# [Text extract]
The Executive shall be entitled to such additional and other fringe
benefits as the Board of Directors shall from time to time authorize.
5. Extent of Services: The Executive shall devote a substantial portion
of business time, attention and energies to the business of the Corporation, and
shall not, during the term of this Agreement engage in any other business
activities, whether or not such activities are pursued for gain, profit or other
pecuniary advantage. This provision is not meant to prevent her from A) devoting
reasonable time to civic or philanthropic activities or B) investing her assets
in such form or manner providing that it does not require any substantial
services on the part of the Executive that will interfere with the Executive's
employment pursuant to this Agreement. Executive's employment is considered as
full-time.
6. Working Facilities: The Executive shall be furnished with such
facilities and services suitable to her position and adequate for the
performance of her duties.

# [Prompt A]
Pull out every line of the records that contains the string "subgroup", matching case exactly.
The agreement excerpt and the records have nothing to do with each other.

# [Extracted records]
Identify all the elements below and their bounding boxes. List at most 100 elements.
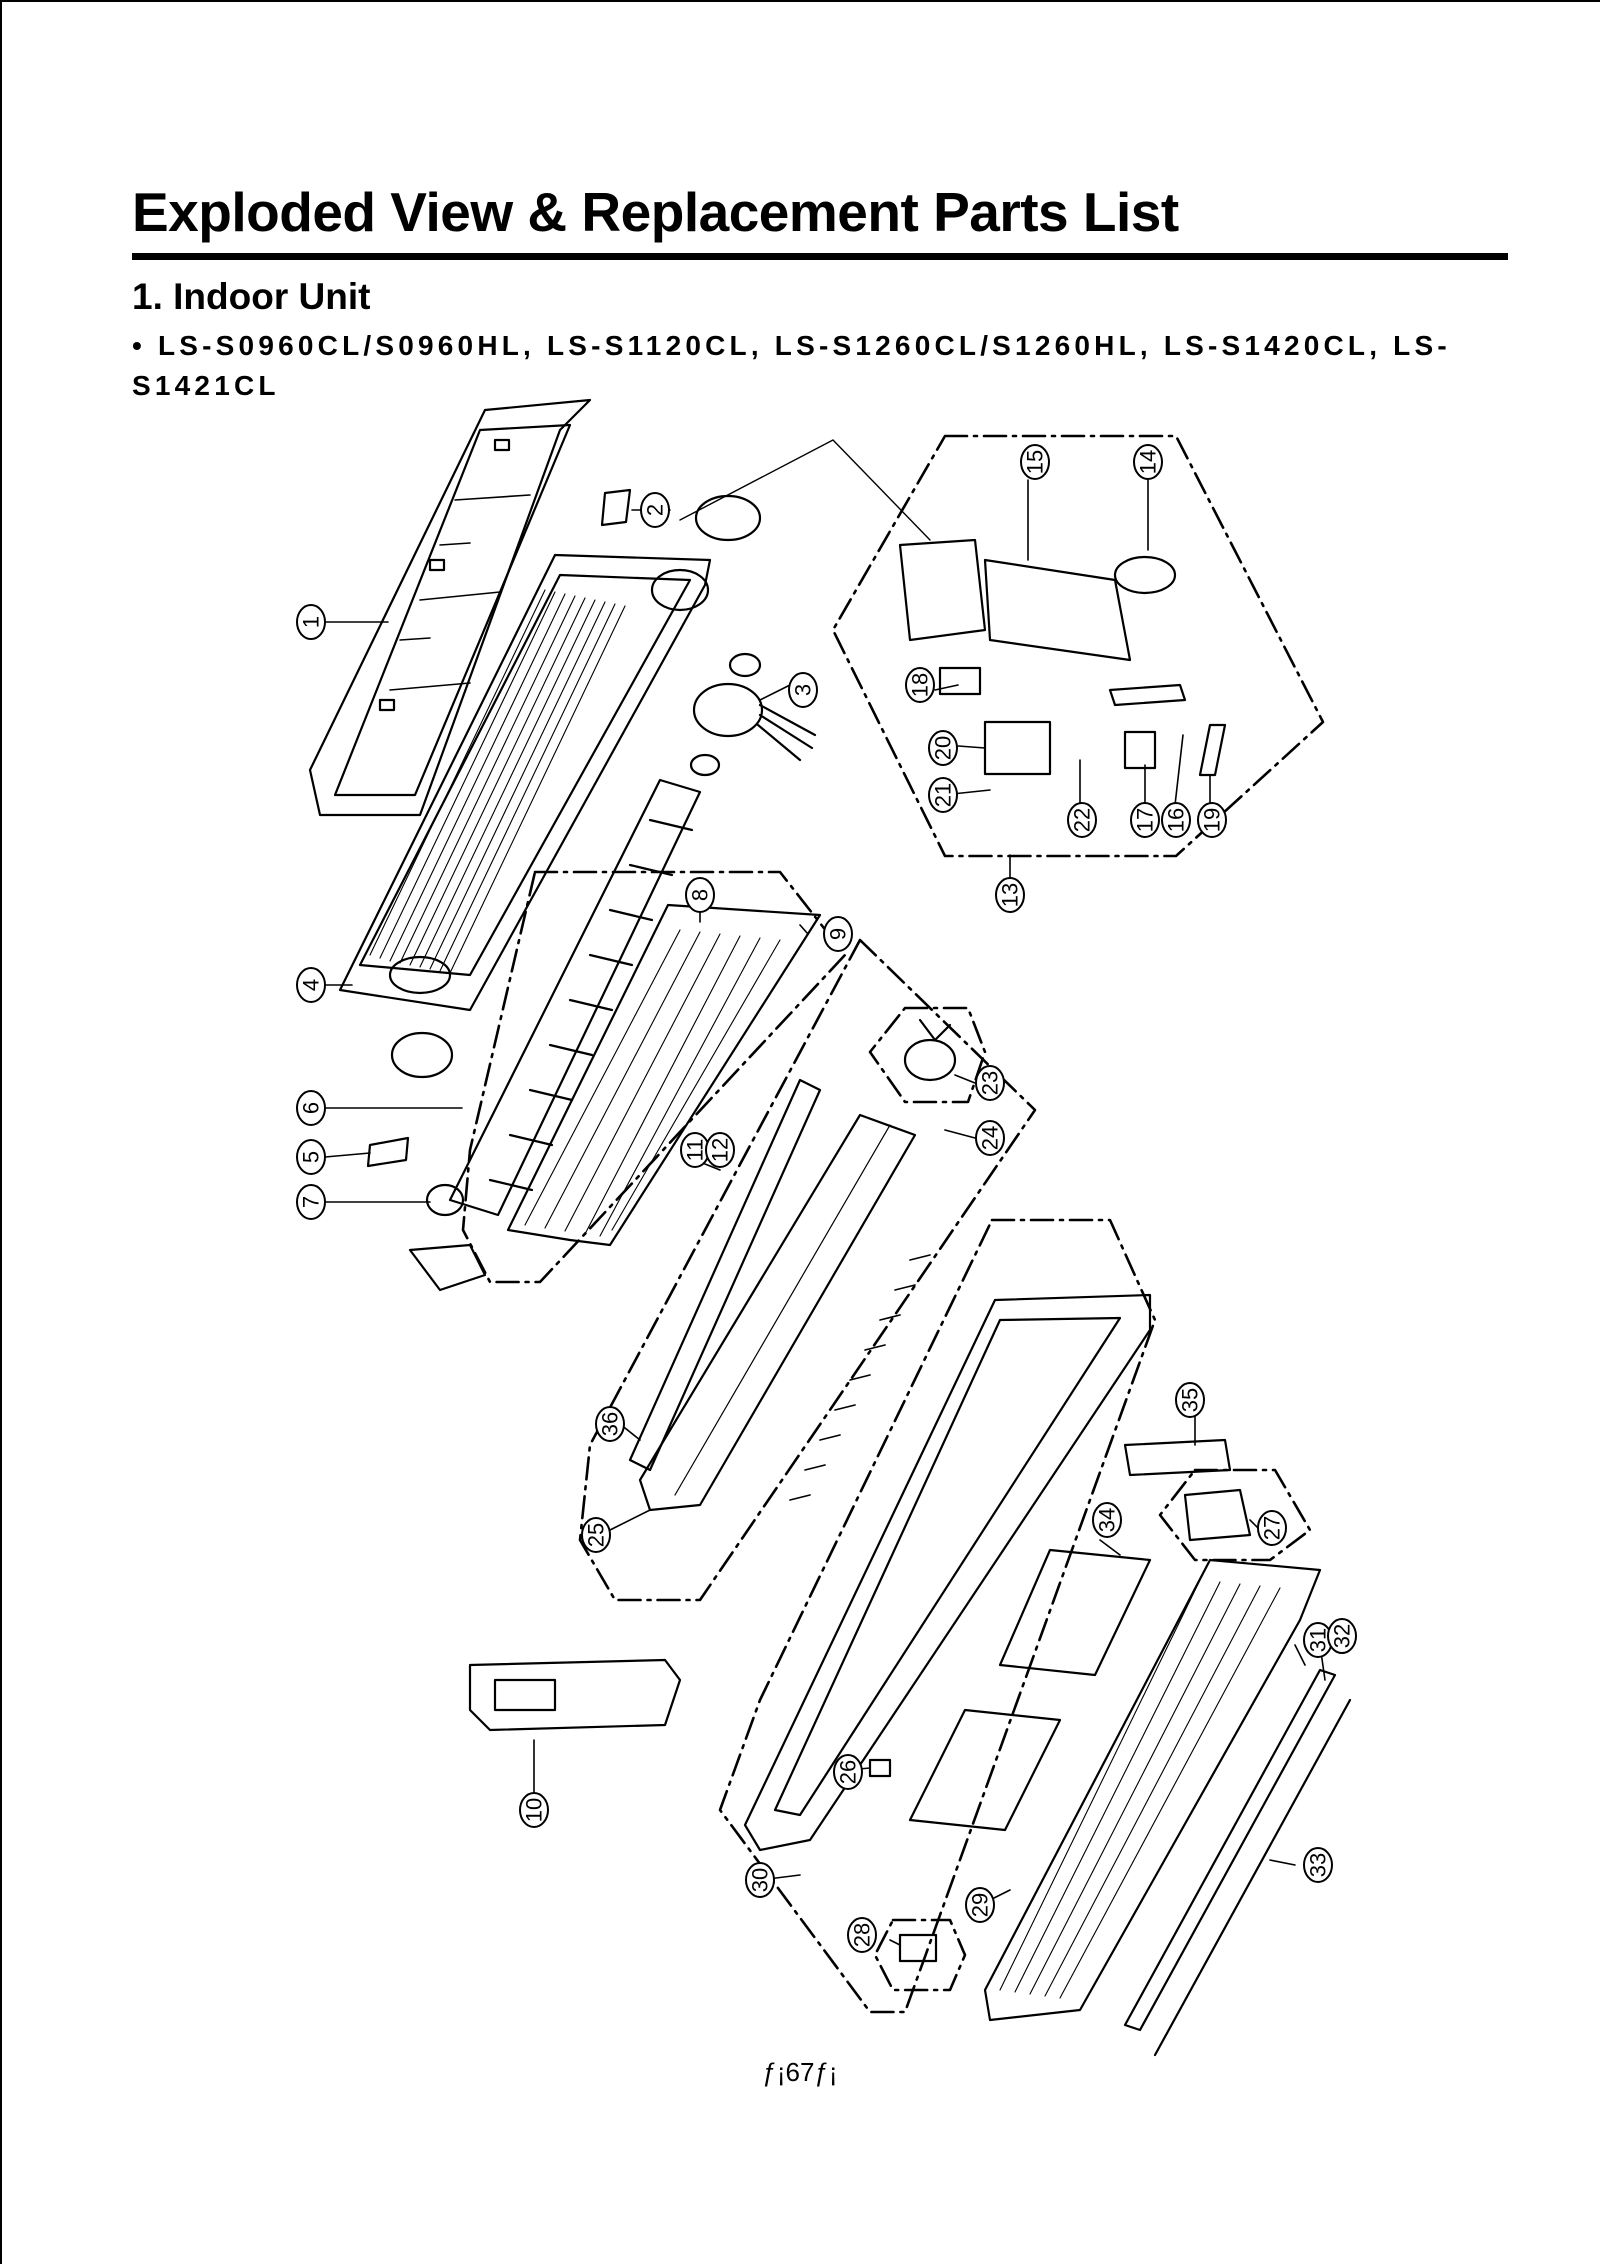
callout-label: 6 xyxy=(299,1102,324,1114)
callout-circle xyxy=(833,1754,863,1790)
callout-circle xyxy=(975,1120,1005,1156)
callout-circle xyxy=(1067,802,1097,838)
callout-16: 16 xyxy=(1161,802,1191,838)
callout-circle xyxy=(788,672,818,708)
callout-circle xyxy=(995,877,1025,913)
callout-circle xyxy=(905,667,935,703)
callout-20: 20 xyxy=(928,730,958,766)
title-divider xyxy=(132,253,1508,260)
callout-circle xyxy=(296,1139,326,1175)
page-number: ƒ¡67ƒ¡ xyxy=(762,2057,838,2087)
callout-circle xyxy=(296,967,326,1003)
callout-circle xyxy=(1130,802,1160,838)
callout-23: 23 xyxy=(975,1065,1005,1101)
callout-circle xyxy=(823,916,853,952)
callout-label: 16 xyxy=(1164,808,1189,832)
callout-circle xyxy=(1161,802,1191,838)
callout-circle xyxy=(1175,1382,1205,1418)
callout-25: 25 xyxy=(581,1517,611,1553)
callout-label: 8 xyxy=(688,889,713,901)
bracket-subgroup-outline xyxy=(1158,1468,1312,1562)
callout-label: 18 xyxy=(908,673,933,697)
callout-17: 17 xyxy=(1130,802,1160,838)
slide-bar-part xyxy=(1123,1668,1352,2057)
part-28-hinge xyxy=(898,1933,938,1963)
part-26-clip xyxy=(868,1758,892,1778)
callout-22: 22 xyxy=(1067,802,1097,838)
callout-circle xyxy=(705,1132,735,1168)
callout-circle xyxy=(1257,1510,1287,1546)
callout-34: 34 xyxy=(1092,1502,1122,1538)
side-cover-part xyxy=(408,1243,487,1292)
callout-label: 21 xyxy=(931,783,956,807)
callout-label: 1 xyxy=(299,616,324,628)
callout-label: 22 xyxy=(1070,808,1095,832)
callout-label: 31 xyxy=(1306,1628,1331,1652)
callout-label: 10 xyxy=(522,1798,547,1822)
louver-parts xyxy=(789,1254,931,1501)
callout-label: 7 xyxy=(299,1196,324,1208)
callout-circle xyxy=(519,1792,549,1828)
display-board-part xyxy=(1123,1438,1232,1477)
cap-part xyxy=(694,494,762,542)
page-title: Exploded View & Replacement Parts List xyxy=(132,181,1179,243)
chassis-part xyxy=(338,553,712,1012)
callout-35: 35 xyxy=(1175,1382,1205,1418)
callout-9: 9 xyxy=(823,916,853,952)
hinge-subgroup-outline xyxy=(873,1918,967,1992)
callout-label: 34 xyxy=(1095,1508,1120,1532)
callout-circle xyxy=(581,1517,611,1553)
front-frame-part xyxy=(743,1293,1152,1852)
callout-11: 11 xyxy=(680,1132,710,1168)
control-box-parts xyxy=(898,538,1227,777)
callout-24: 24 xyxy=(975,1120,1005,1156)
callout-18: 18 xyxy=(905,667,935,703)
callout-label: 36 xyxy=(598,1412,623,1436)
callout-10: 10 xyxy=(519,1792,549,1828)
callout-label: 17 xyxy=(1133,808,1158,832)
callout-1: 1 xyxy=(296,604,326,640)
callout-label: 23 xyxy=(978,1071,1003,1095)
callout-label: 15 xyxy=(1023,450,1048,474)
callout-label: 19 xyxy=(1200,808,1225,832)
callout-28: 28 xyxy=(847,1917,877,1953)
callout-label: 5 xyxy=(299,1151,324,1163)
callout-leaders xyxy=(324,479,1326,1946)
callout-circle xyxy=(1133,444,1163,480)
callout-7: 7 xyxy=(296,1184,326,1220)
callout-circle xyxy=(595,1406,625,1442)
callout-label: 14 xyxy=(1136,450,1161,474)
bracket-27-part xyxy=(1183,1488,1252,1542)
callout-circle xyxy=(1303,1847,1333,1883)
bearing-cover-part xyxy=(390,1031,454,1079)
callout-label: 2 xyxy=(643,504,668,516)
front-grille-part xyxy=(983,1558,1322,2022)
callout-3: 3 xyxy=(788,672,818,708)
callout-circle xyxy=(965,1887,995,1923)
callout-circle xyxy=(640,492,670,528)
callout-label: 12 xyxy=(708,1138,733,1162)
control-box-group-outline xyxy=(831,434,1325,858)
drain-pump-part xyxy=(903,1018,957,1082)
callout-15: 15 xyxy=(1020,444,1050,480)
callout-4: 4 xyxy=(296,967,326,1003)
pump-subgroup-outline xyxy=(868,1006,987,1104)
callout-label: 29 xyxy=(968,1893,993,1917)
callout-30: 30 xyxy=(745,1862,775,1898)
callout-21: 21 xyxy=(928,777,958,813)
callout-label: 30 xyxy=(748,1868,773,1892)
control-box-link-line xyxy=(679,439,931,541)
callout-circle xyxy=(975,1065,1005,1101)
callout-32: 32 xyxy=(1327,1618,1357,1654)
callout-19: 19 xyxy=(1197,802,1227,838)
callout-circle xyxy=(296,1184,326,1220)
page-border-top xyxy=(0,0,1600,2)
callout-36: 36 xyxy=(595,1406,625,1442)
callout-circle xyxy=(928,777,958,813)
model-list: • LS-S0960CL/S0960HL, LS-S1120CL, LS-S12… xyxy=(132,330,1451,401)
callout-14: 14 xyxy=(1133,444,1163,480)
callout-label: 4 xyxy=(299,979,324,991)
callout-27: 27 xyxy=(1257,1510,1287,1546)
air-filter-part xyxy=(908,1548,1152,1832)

* * *

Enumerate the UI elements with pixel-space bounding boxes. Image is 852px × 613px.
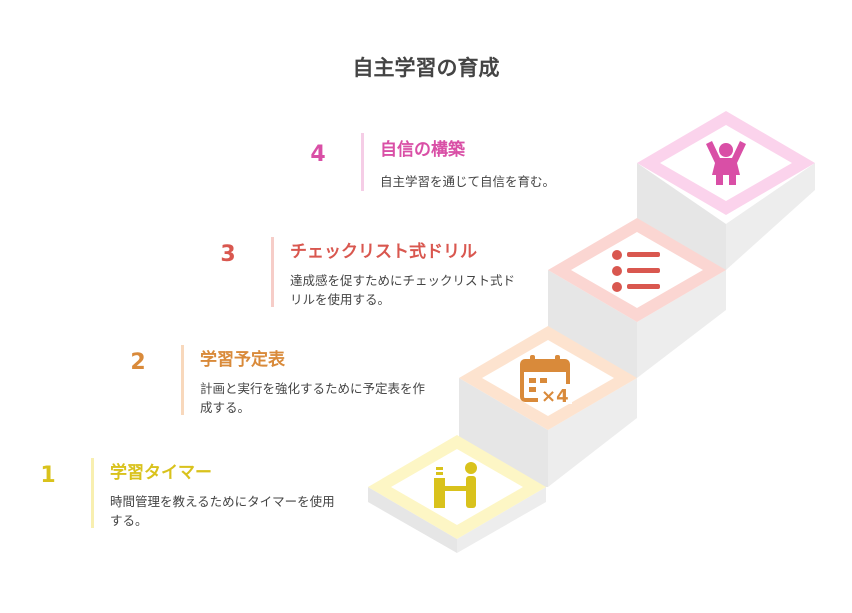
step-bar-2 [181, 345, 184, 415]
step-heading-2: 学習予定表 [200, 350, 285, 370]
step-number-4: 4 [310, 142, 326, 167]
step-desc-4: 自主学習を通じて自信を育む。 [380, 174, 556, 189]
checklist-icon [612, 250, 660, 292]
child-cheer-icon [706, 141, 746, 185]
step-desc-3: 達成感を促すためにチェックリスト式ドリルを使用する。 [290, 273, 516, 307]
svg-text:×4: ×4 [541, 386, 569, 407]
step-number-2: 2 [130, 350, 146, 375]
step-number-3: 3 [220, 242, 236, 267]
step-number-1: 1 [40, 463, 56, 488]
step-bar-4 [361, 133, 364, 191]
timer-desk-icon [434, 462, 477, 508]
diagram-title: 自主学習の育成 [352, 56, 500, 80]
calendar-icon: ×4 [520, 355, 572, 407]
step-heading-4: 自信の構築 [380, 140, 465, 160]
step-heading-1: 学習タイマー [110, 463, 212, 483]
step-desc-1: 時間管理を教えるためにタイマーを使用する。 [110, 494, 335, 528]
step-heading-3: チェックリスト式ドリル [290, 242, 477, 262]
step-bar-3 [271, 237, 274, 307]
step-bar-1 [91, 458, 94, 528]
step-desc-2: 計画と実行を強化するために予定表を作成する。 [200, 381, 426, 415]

# [Prompt B]
According to the agreement excerpt, what three things must the Executive devote a substantial portion of to the business of the Corporation?

# [Task response A]
bracket-subgroup-outline xyxy=(1158,1468,1312,1562)
hinge-subgroup-outline xyxy=(873,1918,967,1992)
pump-subgroup-outline xyxy=(868,1006,987,1104)

# [Task response B]
Business time, attention and energies.